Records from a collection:
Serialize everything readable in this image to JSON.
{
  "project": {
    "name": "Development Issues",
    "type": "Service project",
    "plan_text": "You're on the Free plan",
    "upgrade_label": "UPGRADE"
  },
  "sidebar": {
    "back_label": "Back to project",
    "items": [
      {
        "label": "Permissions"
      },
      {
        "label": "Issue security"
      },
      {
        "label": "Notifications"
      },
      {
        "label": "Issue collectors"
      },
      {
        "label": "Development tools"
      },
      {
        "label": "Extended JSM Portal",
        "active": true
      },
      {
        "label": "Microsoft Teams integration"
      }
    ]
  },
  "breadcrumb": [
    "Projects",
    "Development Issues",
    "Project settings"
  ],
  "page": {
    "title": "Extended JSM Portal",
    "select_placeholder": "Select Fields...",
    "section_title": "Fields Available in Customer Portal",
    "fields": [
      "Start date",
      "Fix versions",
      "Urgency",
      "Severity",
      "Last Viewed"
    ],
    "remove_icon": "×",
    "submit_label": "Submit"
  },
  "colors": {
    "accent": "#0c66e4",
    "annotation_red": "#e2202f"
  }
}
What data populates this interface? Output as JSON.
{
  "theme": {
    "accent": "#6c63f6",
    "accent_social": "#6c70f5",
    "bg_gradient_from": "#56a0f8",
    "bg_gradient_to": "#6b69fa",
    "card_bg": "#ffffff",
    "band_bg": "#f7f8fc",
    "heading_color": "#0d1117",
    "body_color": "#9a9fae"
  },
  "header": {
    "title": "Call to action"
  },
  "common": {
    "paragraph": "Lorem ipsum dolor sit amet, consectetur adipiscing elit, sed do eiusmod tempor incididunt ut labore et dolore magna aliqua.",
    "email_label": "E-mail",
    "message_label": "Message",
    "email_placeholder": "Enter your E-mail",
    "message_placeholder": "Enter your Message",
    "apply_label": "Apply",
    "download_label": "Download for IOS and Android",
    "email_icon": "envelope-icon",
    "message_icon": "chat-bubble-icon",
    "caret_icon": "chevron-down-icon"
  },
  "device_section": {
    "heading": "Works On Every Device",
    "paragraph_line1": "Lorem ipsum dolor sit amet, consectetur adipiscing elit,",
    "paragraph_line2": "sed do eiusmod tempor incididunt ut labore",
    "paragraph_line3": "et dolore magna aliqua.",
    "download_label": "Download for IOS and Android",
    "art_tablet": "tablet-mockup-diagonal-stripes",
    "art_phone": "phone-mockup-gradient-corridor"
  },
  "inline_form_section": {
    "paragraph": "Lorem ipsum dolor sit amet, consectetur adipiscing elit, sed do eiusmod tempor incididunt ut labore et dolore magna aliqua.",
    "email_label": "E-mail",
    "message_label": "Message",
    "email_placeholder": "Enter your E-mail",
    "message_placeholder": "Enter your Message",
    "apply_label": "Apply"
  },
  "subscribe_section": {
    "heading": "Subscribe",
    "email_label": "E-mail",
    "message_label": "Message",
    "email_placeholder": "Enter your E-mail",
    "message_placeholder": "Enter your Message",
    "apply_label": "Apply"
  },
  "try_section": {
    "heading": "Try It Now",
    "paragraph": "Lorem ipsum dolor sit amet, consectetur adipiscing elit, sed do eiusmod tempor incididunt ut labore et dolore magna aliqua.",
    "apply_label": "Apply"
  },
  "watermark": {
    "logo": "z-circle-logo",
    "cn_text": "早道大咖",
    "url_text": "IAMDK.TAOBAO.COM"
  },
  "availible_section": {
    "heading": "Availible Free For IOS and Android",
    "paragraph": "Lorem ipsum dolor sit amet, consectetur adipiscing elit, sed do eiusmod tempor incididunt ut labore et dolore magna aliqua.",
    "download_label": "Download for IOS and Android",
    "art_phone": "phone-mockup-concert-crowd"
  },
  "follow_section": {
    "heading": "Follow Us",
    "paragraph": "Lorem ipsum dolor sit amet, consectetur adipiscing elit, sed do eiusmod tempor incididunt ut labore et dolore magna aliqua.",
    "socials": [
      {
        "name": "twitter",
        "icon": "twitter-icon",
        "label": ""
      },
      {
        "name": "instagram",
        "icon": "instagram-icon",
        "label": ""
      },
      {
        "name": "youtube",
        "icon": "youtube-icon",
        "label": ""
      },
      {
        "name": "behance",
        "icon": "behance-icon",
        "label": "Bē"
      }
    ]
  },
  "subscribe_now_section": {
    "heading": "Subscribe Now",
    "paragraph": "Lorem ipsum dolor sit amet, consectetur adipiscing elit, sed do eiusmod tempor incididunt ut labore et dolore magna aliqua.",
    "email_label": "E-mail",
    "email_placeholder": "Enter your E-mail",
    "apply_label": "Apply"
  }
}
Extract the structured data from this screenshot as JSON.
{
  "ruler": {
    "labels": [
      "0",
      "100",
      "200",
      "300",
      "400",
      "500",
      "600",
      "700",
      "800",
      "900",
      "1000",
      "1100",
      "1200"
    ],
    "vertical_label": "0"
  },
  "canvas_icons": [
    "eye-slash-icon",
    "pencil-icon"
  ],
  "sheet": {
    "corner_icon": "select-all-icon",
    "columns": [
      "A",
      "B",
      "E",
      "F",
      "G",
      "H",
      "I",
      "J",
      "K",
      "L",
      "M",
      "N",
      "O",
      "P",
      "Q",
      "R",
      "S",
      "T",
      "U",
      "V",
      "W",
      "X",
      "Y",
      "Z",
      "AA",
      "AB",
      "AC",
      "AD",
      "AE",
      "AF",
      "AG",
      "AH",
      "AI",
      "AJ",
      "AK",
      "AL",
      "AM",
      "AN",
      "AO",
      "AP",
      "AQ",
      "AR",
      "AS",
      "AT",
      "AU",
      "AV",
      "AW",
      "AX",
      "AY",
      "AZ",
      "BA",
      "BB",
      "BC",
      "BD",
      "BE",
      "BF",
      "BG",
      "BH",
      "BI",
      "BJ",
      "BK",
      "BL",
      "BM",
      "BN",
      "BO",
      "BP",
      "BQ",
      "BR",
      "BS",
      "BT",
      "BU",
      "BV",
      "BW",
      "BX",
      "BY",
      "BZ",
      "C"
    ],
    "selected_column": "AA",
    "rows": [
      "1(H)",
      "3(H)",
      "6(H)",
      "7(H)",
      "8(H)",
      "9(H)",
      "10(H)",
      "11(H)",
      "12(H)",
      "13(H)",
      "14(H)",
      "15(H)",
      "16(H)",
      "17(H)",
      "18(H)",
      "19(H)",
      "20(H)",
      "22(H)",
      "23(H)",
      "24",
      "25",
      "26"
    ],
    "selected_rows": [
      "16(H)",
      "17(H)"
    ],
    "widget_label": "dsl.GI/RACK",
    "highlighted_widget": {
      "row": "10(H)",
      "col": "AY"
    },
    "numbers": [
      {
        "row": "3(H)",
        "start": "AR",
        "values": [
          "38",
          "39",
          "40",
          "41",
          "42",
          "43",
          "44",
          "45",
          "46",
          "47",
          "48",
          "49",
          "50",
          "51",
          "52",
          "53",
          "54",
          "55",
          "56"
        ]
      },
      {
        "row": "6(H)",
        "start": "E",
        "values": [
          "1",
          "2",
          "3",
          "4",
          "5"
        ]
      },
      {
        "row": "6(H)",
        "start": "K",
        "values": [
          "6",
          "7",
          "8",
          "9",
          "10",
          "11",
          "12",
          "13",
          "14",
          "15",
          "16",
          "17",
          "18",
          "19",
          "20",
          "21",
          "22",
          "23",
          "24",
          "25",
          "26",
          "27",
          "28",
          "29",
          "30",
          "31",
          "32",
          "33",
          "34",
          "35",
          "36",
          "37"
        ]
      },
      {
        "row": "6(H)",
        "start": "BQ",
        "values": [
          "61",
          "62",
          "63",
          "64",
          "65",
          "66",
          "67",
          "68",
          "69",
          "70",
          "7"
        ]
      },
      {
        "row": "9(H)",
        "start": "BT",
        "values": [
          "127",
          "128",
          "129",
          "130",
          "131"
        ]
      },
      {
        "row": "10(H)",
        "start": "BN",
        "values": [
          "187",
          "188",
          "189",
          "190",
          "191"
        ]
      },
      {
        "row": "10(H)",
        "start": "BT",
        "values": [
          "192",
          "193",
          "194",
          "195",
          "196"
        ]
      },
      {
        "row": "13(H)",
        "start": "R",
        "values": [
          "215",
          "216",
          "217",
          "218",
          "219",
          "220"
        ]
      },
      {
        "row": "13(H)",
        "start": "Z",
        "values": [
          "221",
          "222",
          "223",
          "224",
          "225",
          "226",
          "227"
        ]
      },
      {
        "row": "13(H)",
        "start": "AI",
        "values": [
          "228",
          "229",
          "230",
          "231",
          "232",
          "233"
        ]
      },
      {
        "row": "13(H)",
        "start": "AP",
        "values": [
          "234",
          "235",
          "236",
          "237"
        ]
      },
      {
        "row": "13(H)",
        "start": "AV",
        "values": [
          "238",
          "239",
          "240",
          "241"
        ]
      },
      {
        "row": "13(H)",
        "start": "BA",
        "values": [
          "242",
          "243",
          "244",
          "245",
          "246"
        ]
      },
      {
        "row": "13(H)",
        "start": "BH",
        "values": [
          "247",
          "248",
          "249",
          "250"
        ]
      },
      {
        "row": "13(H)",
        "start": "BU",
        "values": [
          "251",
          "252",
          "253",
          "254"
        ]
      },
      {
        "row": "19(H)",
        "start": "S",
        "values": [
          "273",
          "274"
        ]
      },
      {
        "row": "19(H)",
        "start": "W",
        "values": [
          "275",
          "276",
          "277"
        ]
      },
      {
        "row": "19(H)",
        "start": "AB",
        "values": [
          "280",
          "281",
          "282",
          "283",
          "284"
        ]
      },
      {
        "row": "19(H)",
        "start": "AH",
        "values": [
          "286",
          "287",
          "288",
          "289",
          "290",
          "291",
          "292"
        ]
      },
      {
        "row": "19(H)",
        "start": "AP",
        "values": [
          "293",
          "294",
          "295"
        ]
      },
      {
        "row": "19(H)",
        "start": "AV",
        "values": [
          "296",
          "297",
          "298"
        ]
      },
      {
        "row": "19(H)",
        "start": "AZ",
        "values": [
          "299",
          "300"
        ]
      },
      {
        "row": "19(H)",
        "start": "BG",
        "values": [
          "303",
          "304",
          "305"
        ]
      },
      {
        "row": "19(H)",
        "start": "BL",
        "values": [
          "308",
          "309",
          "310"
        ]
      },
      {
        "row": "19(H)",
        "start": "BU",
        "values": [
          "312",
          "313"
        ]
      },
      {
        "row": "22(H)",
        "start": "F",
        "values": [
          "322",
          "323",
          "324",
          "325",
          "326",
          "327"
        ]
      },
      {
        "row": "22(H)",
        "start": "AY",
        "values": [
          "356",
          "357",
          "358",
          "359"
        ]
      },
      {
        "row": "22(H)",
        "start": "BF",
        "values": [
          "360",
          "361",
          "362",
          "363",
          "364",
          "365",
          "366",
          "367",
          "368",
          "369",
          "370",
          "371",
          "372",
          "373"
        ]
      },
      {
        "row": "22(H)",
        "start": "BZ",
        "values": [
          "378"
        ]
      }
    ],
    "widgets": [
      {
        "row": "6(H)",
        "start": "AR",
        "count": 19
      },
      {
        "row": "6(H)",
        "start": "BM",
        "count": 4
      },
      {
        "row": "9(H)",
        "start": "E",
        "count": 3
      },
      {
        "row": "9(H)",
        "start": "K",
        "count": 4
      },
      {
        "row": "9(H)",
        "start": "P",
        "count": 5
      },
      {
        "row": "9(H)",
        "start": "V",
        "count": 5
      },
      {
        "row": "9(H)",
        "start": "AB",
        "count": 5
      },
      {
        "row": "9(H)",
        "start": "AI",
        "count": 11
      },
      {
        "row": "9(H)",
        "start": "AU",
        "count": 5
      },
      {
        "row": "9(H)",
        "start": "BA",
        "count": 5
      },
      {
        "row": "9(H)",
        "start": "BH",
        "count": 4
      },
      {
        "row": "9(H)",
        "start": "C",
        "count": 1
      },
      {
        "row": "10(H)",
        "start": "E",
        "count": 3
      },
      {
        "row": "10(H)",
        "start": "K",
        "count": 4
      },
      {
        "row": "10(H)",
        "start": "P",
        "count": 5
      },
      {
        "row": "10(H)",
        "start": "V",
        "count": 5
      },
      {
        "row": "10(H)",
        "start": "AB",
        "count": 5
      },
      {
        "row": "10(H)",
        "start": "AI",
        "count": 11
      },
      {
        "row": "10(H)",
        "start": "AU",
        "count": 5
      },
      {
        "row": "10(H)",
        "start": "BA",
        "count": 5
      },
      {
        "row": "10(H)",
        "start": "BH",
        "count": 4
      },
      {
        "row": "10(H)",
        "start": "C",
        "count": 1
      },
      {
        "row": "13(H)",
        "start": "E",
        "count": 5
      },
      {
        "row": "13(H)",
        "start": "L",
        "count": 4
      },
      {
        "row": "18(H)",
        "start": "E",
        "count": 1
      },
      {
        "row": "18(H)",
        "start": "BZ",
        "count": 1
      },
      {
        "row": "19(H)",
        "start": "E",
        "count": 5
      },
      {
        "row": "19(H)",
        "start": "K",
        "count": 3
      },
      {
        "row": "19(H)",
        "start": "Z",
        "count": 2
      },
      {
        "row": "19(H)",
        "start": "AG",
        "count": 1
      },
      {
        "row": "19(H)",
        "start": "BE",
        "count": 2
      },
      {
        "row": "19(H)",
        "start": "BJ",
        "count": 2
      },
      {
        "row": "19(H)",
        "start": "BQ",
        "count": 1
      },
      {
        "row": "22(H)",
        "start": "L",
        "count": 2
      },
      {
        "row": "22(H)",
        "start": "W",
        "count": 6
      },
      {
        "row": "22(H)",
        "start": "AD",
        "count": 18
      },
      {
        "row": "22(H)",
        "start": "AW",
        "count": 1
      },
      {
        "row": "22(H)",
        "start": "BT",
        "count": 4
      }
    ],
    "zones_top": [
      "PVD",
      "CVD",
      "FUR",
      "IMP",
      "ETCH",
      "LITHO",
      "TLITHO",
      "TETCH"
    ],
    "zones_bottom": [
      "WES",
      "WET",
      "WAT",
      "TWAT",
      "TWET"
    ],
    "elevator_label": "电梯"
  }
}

(AIM) From the records, copy every line that has the string "this" in it.

(THE COMPLETED TASK)
Serialize everything readable in this image to JSON.
What data populates this interface? Output as JSON.
Extract the structured data from this screenshot as JSON.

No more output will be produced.